Work item A:
Decide whether each statement agrees with the Emirgan text below, answering yes or no and quoting the words that settle it: (i) Emirgan lies on the eastern shore of the Bosphorus; (ii) the Yellow Pavilion was designed by Sarkis Balyan in the 1870s; (iii) Sultan Ibrahim the Mad gave Emir Güne Han the woodland that is now Emirgan Park.
Work item B:
Copy the part of the Emirgan text below that begins at the words "City bus lines" and stops after "depending on demand.". Switch every "Kanlıca" in it to "Beykoz".

Emirgan is a neighbourhood in the municipality and district of Sarıyer, Istanbul Province, Turkey. Its population is 8,052 (2024). It is a leafy, middle-class suburb of Istanbul, on the western shore of the Bosphorus north of the Fatih Sultan Mehmet Bridge (Second Bosphorus Bridge).

City bus lines 22, 22RE, 25E, 40T and 42T stop in Emirgan. Infrequent Şehir Hatları ferries connect Emirgan with Eminönü, Beşiktaş, Arnavutköy, Bebek, İstinye, Büyükdere, Sarıyer and Rumeli Kavağı. A separate ferry service links it to Çengelköy, Kandilli, Anadolu Hisarı and Kanlıca. Small private boats also travel back and forth between Emirgan and Kanlıca depending on demand.

==Etymology==
The neighborhood is named after Emir Güne Han. In 1635 the Iranian Emir Güne Han surrendered Yerevan to Sultan Murad IV in return for which the sultan took him to Istanbul, renamed him Yusuf Paşa and gave him 50 hectares of woodland that is now the Emirgan Park. Once Murad died his successor Sultan Ibrahim the Mad had Yusuf put to death. Later Sultan Abdülaziz gave the woods to the Khedive of Egypt, Ismail Paşa, who added three pavilions to the grounds.

== Attractions ==
A string of popular tea gardens cluster round the main square and run along the coast road.

=== Emirgan Park ===

Emirgan Woods (Turkish: Emirgan Korusu) rise above the suburb and cover an area of around 500,000 square metres of what is now public park. The park is at its best in April during the annual Istanbul Tulip Festival when thousands of bulbs come into colourful flower here. The three pavilions created by Khedive İsmail Paşa - the Yellow (Sarı), Pink (Pembe) and White (Beyaz) kiosks - now serve as cafes and restaurants for visitors. The Yellow Pavilion was designed by the Turkish-Armenian architect Sarkis Balyan in the 1870s.

Entries provided:
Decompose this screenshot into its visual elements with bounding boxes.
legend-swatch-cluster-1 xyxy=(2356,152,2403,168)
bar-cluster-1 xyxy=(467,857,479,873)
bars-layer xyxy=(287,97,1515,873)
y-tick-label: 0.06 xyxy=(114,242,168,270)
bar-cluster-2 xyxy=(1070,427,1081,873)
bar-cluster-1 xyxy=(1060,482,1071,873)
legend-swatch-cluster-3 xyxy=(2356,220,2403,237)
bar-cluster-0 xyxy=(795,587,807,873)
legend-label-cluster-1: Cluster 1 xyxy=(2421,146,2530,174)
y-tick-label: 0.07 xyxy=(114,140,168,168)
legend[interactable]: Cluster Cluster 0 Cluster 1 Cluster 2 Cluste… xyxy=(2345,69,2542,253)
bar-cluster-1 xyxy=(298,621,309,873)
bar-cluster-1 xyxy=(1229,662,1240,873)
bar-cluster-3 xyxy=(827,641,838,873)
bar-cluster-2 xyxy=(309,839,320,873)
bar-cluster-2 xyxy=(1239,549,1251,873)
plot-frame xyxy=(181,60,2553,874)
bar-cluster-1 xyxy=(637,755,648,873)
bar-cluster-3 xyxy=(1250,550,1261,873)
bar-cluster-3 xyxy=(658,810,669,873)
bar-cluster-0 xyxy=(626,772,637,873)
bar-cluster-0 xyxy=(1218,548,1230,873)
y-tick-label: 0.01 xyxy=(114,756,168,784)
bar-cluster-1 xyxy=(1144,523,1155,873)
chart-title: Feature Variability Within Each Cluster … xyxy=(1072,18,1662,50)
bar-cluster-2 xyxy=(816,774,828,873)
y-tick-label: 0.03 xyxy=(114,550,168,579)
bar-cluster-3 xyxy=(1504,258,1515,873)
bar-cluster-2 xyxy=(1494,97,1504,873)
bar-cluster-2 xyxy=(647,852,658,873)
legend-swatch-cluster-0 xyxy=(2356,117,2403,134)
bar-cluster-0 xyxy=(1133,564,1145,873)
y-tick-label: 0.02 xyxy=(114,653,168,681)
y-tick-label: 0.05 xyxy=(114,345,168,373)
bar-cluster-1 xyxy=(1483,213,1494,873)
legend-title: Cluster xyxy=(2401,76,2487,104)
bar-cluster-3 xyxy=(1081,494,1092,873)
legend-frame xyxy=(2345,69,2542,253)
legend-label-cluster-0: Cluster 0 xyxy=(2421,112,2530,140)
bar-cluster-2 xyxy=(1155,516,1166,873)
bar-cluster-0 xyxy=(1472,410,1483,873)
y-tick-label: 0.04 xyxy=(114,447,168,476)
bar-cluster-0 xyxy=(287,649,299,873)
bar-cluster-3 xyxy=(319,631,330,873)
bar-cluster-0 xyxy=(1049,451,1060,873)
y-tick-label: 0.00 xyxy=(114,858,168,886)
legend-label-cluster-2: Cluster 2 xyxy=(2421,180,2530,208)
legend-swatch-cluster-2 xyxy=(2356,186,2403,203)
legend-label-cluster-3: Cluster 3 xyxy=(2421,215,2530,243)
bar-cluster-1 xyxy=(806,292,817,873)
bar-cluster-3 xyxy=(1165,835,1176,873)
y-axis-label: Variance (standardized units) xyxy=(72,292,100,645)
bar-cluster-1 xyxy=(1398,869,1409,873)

Response area A:
(i) No: "on the western shore of the Bosphorus"
(ii) Yes: "The Yellow Pavilion was designed by the Turkish-Armenian architect Sarkis Balyan in the 1870s."
(iii) No: "surrendered Yerevan to Sultan Murad IV in return for which the sultan took him to Istanbul, renamed him Yusuf Paşa and gave him 50 hectares of woodland"

Response area B:
City bus lines 22, 22RE, 25E, 40T and 42T stop in Emirgan. Infrequent Şehir Hatları ferries connect Emirgan with Eminönü, Beşiktaş, Arnavutköy, Bebek, İstinye, Büyükdere, Sarıyer and Rumeli Kavağı. A separate ferry service links it to Çengelköy, Kandilli, Anadolu Hisarı and Beykoz. Small private boats also travel back and forth between Emirgan and Beykoz depending on demand.